#### The exercise:
Extract the complete listing and output it unchanged.

#### Dataset excerpts:
## START
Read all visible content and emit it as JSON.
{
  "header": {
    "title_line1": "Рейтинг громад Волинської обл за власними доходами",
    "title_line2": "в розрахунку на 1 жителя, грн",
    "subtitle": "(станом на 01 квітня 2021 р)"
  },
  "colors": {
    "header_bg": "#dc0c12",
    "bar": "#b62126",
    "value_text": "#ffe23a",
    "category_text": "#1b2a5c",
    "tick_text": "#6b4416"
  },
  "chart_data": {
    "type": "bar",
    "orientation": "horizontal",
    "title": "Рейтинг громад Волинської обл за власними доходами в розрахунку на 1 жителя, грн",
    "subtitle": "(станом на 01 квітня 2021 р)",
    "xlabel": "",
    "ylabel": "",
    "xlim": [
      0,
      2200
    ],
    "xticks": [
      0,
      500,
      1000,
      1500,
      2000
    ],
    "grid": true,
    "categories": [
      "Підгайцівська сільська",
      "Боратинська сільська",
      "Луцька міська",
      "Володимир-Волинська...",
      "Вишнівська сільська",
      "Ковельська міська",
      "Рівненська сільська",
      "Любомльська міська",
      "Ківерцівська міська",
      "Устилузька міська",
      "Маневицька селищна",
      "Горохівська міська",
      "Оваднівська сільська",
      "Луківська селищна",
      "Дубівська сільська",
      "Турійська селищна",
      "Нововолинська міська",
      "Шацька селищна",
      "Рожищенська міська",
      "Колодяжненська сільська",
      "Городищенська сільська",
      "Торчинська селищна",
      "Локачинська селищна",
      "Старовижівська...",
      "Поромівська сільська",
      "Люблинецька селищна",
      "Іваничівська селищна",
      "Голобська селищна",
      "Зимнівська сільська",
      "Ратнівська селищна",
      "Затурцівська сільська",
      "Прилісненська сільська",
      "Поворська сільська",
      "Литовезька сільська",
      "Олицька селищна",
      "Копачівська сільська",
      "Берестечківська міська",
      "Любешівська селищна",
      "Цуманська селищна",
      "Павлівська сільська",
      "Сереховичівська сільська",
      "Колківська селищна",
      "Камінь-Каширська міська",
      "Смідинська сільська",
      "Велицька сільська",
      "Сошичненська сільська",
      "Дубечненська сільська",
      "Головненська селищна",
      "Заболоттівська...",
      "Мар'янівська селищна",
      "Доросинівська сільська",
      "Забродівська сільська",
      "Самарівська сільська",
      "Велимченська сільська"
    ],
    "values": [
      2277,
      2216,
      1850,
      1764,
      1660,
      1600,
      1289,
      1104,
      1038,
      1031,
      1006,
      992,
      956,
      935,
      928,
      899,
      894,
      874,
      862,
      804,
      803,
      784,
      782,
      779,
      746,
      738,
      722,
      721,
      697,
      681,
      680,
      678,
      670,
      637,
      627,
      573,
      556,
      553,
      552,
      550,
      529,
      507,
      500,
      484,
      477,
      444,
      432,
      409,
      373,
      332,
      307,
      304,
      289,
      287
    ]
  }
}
## END
#### Result below:
Read all visible content and emit it as JSON.
{
  "header": {
    "title_line1": "Рейтинг громад Волинської обл за власними доходами",
    "title_line2": "в розрахунку на 1 жителя, грн",
    "subtitle": "(станом на 01 квітня 2021 р)"
  },
  "colors": {
    "header_bg": "#dc0c12",
    "bar": "#b62126",
    "value_text": "#ffe23a",
    "category_text": "#1b2a5c",
    "tick_text": "#6b4416"
  },
  "chart_data": {
    "type": "bar",
    "orientation": "horizontal",
    "title": "Рейтинг громад Волинської обл за власними доходами в розрахунку на 1 жителя, грн",
    "subtitle": "(станом на 01 квітня 2021 р)",
    "xlabel": "",
    "ylabel": "",
    "xlim": [
      0,
      2200
    ],
    "xticks": [
      0,
      500,
      1000,
      1500,
      2000
    ],
    "grid": true,
    "categories": [
      "Підгайцівська сільська",
      "Боратинська сільська",
      "Луцька міська",
      "Володимир-Волинська...",
      "Вишнівська сільська",
      "Ковельська міська",
      "Рівненська сільська",
      "Любомльська міська",
      "Ківерцівська міська",
      "Устилузька міська",
      "Маневицька селищна",
      "Горохівська міська",
      "Оваднівська сільська",
      "Луківська селищна",
      "Дубівська сільська",
      "Турійська селищна",
      "Нововолинська міська",
      "Шацька селищна",
      "Рожищенська міська",
      "Колодяжненська сільська",
      "Городищенська сільська",
      "Торчинська селищна",
      "Локачинська селищна",
      "Старовижівська...",
      "Поромівська сільська",
      "Люблинецька селищна",
      "Іваничівська селищна",
      "Голобська селищна",
      "Зимнівська сільська",
      "Ратнівська селищна",
      "Затурцівська сільська",
      "Прилісненська сільська",
      "Поворська сільська",
      "Литовезька сільська",
      "Олицька селищна",
      "Копачівська сільська",
      "Берестечківська міська",
      "Любешівська селищна",
      "Цуманська селищна",
      "Павлівська сільська",
      "Сереховичівська сільська",
      "Колківська селищна",
      "Камінь-Каширська міська",
      "Смідинська сільська",
      "Велицька сільська",
      "Сошичненська сільська",
      "Дубечненська сільська",
      "Головненська селищна",
      "Заболоттівська...",
      "Мар'янівська селищна",
      "Доросинівська сільська",
      "Забродівська сільська",
      "Самарівська сільська",
      "Велимченська сільська"
    ],
    "values": [
      2277,
      2216,
      1850,
      1764,
      1660,
      1600,
      1289,
      1104,
      1038,
      1031,
      1006,
      992,
      956,
      935,
      928,
      899,
      894,
      874,
      862,
      804,
      803,
      784,
      782,
      779,
      746,
      738,
      722,
      721,
      697,
      681,
      680,
      678,
      670,
      637,
      627,
      573,
      556,
      553,
      552,
      550,
      529,
      507,
      500,
      484,
      477,
      444,
      432,
      409,
      373,
      332,
      307,
      304,
      289,
      287
    ]
  }
}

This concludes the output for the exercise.